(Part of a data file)
----------------------------------------

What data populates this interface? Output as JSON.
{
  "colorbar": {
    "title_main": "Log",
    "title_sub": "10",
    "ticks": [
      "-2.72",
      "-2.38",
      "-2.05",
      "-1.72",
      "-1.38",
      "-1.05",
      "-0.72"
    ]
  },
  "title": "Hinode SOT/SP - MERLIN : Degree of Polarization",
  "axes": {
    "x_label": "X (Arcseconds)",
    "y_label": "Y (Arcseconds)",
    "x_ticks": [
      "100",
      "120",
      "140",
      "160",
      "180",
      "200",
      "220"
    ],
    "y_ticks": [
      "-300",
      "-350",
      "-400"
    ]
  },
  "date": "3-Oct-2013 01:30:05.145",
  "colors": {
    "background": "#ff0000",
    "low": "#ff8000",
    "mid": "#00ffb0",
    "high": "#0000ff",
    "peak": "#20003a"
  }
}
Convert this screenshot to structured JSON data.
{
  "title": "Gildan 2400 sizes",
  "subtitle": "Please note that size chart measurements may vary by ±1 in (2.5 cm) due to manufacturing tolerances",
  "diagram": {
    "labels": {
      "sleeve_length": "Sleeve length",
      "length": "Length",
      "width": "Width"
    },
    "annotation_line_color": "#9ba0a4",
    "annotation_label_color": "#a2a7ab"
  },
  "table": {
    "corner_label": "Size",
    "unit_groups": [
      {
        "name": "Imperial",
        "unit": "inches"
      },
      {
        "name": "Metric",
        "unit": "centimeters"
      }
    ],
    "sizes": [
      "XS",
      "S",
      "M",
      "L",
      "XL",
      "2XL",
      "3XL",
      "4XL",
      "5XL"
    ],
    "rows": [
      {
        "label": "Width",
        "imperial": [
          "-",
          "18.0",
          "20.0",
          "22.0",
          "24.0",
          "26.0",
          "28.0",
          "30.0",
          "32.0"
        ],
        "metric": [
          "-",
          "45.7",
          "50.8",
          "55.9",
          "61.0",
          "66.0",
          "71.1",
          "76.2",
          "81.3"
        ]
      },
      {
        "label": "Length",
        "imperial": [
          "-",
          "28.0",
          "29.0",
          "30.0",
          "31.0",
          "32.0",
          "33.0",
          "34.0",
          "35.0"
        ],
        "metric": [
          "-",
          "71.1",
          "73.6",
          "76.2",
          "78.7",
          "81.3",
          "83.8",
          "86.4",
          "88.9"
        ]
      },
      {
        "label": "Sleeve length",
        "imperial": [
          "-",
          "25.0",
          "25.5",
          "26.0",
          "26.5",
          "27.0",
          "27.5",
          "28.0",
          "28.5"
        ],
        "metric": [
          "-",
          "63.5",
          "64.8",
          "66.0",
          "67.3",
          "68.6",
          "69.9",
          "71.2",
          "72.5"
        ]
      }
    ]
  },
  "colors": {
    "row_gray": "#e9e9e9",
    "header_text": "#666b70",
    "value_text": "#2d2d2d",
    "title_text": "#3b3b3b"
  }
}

----------------------------------------

Write out every entry again exactly, please, with nothing missing.

◆ **Written reply**:
What data populates this interface? Output as JSON.
{
  "colorbar": {
    "title_main": "Log",
    "title_sub": "10",
    "ticks": [
      "-2.72",
      "-2.38",
      "-2.05",
      "-1.72",
      "-1.38",
      "-1.05",
      "-0.72"
    ]
  },
  "title": "Hinode SOT/SP - MERLIN : Degree of Polarization",
  "axes": {
    "x_label": "X (Arcseconds)",
    "y_label": "Y (Arcseconds)",
    "x_ticks": [
      "100",
      "120",
      "140",
      "160",
      "180",
      "200",
      "220"
    ],
    "y_ticks": [
      "-300",
      "-350",
      "-400"
    ]
  },
  "date": "3-Oct-2013 01:30:05.145",
  "colors": {
    "background": "#ff0000",
    "low": "#ff8000",
    "mid": "#00ffb0",
    "high": "#0000ff",
    "peak": "#20003a"
  }
}
Convert this screenshot to structured JSON data.
{
  "title": "Gildan 2400 sizes",
  "subtitle": "Please note that size chart measurements may vary by ±1 in (2.5 cm) due to manufacturing tolerances",
  "diagram": {
    "labels": {
      "sleeve_length": "Sleeve length",
      "length": "Length",
      "width": "Width"
    },
    "annotation_line_color": "#9ba0a4",
    "annotation_label_color": "#a2a7ab"
  },
  "table": {
    "corner_label": "Size",
    "unit_groups": [
      {
        "name": "Imperial",
        "unit": "inches"
      },
      {
        "name": "Metric",
        "unit": "centimeters"
      }
    ],
    "sizes": [
      "XS",
      "S",
      "M",
      "L",
      "XL",
      "2XL",
      "3XL",
      "4XL",
      "5XL"
    ],
    "rows": [
      {
        "label": "Width",
        "imperial": [
          "-",
          "18.0",
          "20.0",
          "22.0",
          "24.0",
          "26.0",
          "28.0",
          "30.0",
          "32.0"
        ],
        "metric": [
          "-",
          "45.7",
          "50.8",
          "55.9",
          "61.0",
          "66.0",
          "71.1",
          "76.2",
          "81.3"
        ]
      },
      {
        "label": "Length",
        "imperial": [
          "-",
          "28.0",
          "29.0",
          "30.0",
          "31.0",
          "32.0",
          "33.0",
          "34.0",
          "35.0"
        ],
        "metric": [
          "-",
          "71.1",
          "73.6",
          "76.2",
          "78.7",
          "81.3",
          "83.8",
          "86.4",
          "88.9"
        ]
      },
      {
        "label": "Sleeve length",
        "imperial": [
          "-",
          "25.0",
          "25.5",
          "26.0",
          "26.5",
          "27.0",
          "27.5",
          "28.0",
          "28.5"
        ],
        "metric": [
          "-",
          "63.5",
          "64.8",
          "66.0",
          "67.3",
          "68.6",
          "69.9",
          "71.2",
          "72.5"
        ]
      }
    ]
  },
  "colors": {
    "row_gray": "#e9e9e9",
    "header_text": "#666b70",
    "value_text": "#2d2d2d",
    "title_text": "#3b3b3b"
  }
}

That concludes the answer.